What to work on:
Select the lines that contain "icon" and copy each of them.

Items:
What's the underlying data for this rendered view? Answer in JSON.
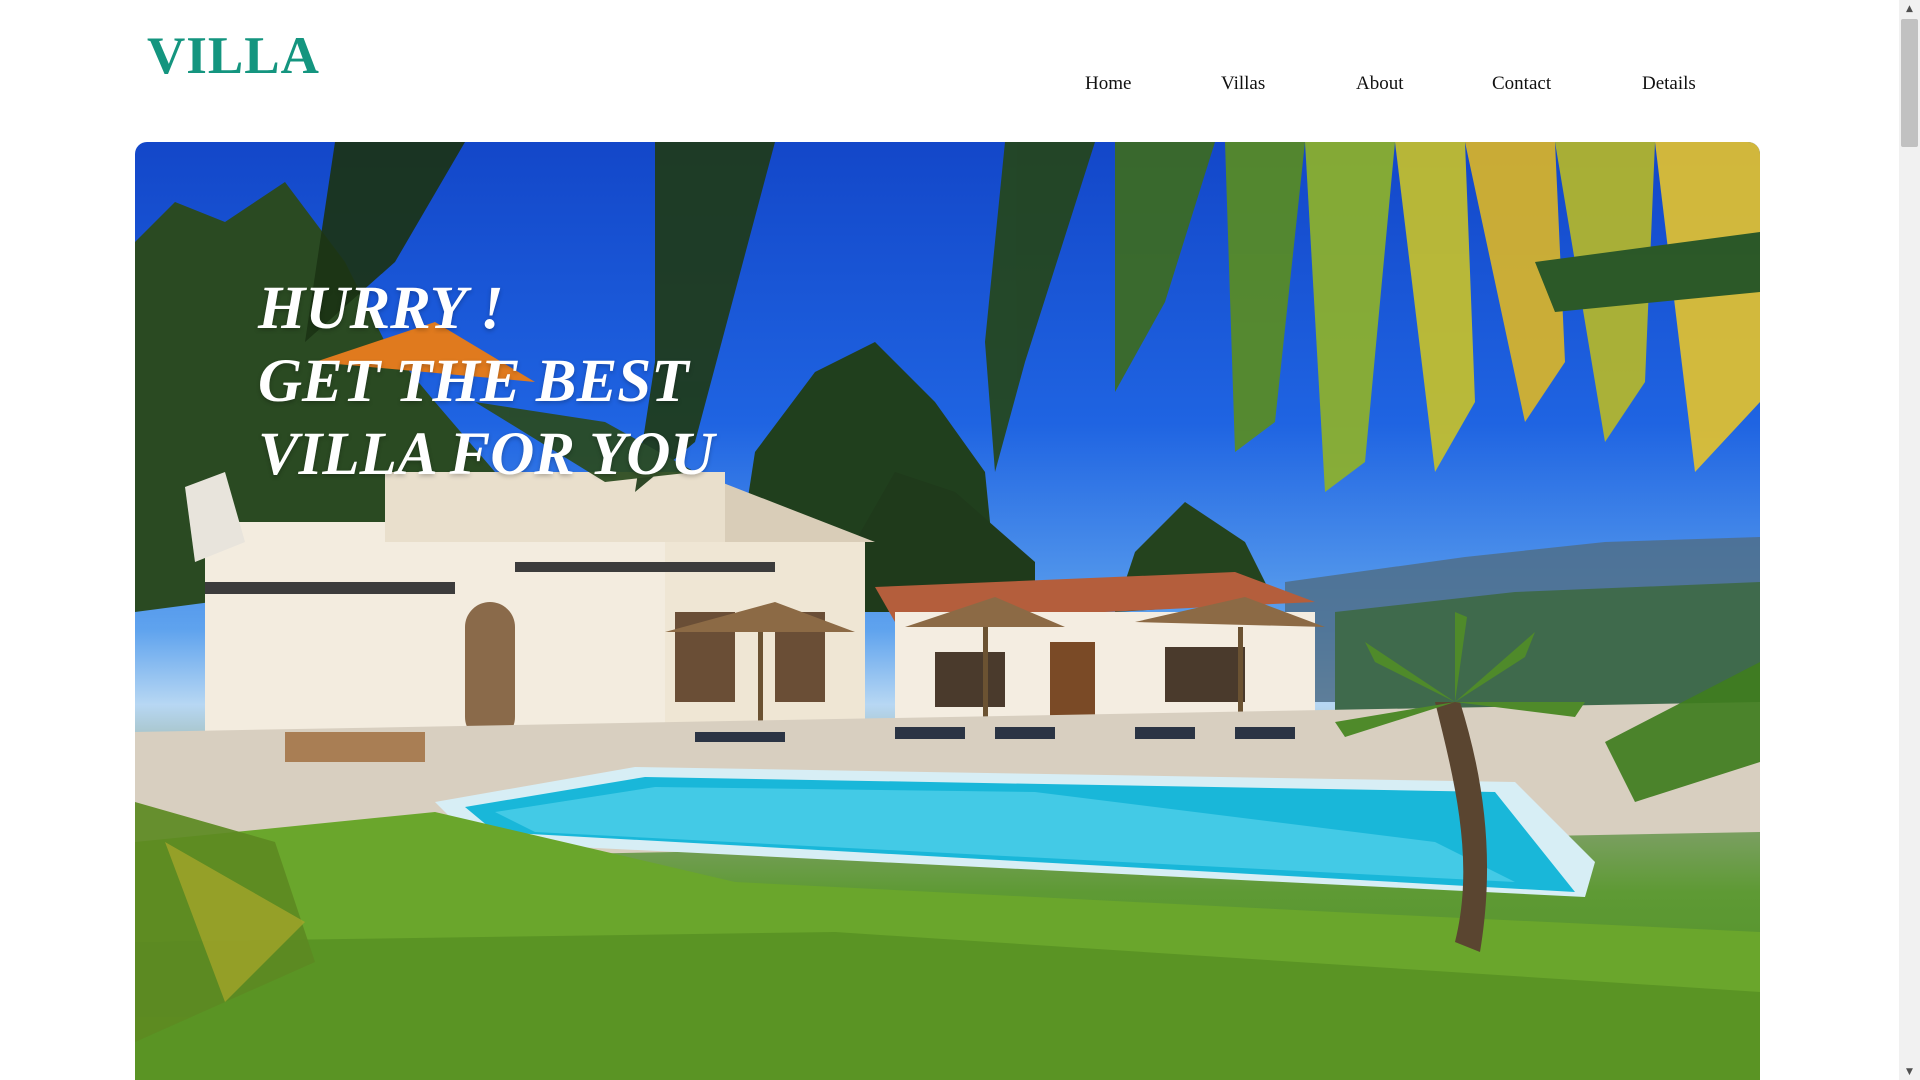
{
  "header": {
    "logo": "VILLA",
    "nav": [
      "Home",
      "Villas",
      "About",
      "Contact",
      "Details"
    ]
  },
  "hero": {
    "headline": [
      "HURRY !",
      "GET THE BEST",
      "VILLA FOR YOU"
    ]
  },
  "scrollbar": {
    "up_icon": "chevron-up-icon",
    "down_icon": "chevron-down-icon"
  },
  "colors": {
    "brand": "#14957f",
    "nav_text": "#111111",
    "headline": "#ffffff"
  }
}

Output of the exercise:
    "up_icon": "chevron-up-icon",
    "down_icon": "chevron-down-icon"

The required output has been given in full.